> TASK TO COMPLETE
Output all the material that follows, exactly as given.

> WORKING DATA
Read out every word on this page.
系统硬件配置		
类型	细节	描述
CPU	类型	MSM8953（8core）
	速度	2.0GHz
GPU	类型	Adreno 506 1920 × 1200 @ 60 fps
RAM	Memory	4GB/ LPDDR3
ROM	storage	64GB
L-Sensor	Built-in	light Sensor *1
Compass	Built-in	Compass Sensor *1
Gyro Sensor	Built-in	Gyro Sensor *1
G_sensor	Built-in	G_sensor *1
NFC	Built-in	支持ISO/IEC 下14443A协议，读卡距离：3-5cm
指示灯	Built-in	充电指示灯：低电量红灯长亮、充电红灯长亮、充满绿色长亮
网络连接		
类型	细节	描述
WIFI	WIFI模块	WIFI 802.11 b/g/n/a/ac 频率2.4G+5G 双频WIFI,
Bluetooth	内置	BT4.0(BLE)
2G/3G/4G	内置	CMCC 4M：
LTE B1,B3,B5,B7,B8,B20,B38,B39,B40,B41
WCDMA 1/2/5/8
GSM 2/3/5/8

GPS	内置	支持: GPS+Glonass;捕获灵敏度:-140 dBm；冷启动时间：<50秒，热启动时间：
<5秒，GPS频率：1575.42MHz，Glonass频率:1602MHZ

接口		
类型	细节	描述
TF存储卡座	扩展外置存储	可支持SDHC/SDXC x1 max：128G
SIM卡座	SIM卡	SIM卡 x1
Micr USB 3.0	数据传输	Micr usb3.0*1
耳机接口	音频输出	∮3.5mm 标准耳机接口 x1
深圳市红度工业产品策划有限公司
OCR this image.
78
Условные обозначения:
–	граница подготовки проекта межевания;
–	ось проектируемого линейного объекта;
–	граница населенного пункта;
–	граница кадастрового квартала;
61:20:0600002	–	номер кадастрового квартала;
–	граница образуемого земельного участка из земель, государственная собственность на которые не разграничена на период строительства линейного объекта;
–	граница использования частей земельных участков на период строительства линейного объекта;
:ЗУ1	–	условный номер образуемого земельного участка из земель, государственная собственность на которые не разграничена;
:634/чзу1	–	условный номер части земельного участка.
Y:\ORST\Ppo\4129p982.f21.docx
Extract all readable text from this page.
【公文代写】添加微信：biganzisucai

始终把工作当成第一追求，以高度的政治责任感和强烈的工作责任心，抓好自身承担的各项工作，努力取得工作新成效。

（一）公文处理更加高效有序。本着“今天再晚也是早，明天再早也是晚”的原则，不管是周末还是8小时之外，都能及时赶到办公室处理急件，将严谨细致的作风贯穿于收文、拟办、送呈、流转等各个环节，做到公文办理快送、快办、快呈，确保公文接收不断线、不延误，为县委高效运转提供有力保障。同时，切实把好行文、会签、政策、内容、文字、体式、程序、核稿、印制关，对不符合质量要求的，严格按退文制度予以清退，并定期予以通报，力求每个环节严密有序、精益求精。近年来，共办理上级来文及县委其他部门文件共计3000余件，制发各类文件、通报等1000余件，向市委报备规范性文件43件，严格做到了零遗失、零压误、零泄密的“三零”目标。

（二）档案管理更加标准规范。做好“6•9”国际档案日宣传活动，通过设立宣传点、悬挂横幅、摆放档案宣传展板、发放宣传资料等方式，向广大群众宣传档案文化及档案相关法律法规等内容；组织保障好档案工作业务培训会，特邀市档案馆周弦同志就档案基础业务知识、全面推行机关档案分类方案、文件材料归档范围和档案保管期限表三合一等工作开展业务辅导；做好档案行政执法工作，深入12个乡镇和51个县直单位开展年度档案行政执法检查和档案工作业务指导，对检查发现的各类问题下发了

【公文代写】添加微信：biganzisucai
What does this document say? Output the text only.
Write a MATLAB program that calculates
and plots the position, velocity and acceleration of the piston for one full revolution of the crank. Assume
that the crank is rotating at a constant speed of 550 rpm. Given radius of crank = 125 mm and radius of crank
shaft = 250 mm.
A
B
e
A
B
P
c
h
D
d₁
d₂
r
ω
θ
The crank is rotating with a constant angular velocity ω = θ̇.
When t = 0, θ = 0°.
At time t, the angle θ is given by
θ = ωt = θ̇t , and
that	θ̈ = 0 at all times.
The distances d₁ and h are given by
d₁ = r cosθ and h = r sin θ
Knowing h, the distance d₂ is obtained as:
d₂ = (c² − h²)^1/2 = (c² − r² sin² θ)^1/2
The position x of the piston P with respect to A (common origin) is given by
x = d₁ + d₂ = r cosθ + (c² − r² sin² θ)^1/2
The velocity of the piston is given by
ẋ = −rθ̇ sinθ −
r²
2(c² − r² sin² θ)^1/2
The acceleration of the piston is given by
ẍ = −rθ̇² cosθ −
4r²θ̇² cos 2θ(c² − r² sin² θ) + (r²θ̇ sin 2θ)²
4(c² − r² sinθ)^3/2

> PROBLEM SOLUTION
Read out every word on this page.
系统硬件配置		
类型	细节	描述
CPU	类型	MSM8953（8core）
	速度	2.0GHz
GPU	类型	Adreno 506 1920 × 1200 @ 60 fps
RAM	Memory	4GB/ LPDDR3
ROM	storage	64GB
L-Sensor	Built-in	light Sensor *1
Compass	Built-in	Compass Sensor *1
Gyro Sensor	Built-in	Gyro Sensor *1
G_sensor	Built-in	G_sensor *1
NFC	Built-in	支持ISO/IEC 下14443A协议，读卡距离：3-5cm
指示灯	Built-in	充电指示灯：低电量红灯长亮、充电红灯长亮、充满绿色长亮
网络连接		
类型	细节	描述
WIFI	WIFI模块	WIFI 802.11 b/g/n/a/ac 频率2.4G+5G 双频WIFI,
Bluetooth	内置	BT4.0(BLE)
2G/3G/4G	内置	CMCC 4M：
LTE B1,B3,B5,B7,B8,B20,B38,B39,B40,B41
WCDMA 1/2/5/8
GSM 2/3/5/8

GPS	内置	支持: GPS+Glonass;捕获灵敏度:-140 dBm；冷启动时间：<50秒，热启动时间：
<5秒，GPS频率：1575.42MHz，Glonass频率:1602MHZ

接口		
类型	细节	描述
TF存储卡座	扩展外置存储	可支持SDHC/SDXC x1 max：128G
SIM卡座	SIM卡	SIM卡 x1
Micr USB 3.0	数据传输	Micr usb3.0*1
耳机接口	音频输出	∮3.5mm 标准耳机接口 x1
深圳市红度工业产品策划有限公司
OCR this image.
78
Условные обозначения:
–	граница подготовки проекта межевания;
–	ось проектируемого линейного объекта;
–	граница населенного пункта;
–	граница кадастрового квартала;
61:20:0600002	–	номер кадастрового квартала;
–	граница образуемого земельного участка из земель, государственная собственность на которые не разграничена на период строительства линейного объекта;
–	граница использования частей земельных участков на период строительства линейного объекта;
:ЗУ1	–	условный номер образуемого земельного участка из земель, государственная собственность на которые не разграничена;
:634/чзу1	–	условный номер части земельного участка.
Y:\ORST\Ppo\4129p982.f21.docx
Extract all readable text from this page.
【公文代写】添加微信：biganzisucai

始终把工作当成第一追求，以高度的政治责任感和强烈的工作责任心，抓好自身承担的各项工作，努力取得工作新成效。

（一）公文处理更加高效有序。本着“今天再晚也是早，明天再早也是晚”的原则，不管是周末还是8小时之外，都能及时赶到办公室处理急件，将严谨细致的作风贯穿于收文、拟办、送呈、流转等各个环节，做到公文办理快送、快办、快呈，确保公文接收不断线、不延误，为县委高效运转提供有力保障。同时，切实把好行文、会签、政策、内容、文字、体式、程序、核稿、印制关，对不符合质量要求的，严格按退文制度予以清退，并定期予以通报，力求每个环节严密有序、精益求精。近年来，共办理上级来文及县委其他部门文件共计3000余件，制发各类文件、通报等1000余件，向市委报备规范性文件43件，严格做到了零遗失、零压误、零泄密的“三零”目标。

（二）档案管理更加标准规范。做好“6•9”国际档案日宣传活动，通过设立宣传点、悬挂横幅、摆放档案宣传展板、发放宣传资料等方式，向广大群众宣传档案文化及档案相关法律法规等内容；组织保障好档案工作业务培训会，特邀市档案馆周弦同志就档案基础业务知识、全面推行机关档案分类方案、文件材料归档范围和档案保管期限表三合一等工作开展业务辅导；做好档案行政执法工作，深入12个乡镇和51个县直单位开展年度档案行政执法检查和档案工作业务指导，对检查发现的各类问题下发了

【公文代写】添加微信：biganzisucai
What does this document say? Output the text only.
Write a MATLAB program that calculates
and plots the position, velocity and acceleration of the piston for one full revolution of the crank. Assume
that the crank is rotating at a constant speed of 550 rpm. Given radius of crank = 125 mm and radius of crank
shaft = 250 mm.
A
B
e
A
B
P
c
h
D
d₁
d₂
r
ω
θ
The crank is rotating with a constant angular velocity ω = θ̇.
When t = 0, θ = 0°.
At time t, the angle θ is given by
θ = ωt = θ̇t , and
that	θ̈ = 0 at all times.
The distances d₁ and h are given by
d₁ = r cosθ and h = r sin θ
Knowing h, the distance d₂ is obtained as:
d₂ = (c² − h²)^1/2 = (c² − r² sin² θ)^1/2
The position x of the piston P with respect to A (common origin) is given by
x = d₁ + d₂ = r cosθ + (c² − r² sin² θ)^1/2
The velocity of the piston is given by
ẋ = −rθ̇ sinθ −
r²
2(c² − r² sin² θ)^1/2
The acceleration of the piston is given by
ẍ = −rθ̇² cosθ −
4r²θ̇² cos 2θ(c² − r² sin² θ) + (r²θ̇ sin 2θ)²
4(c² − r² sinθ)^3/2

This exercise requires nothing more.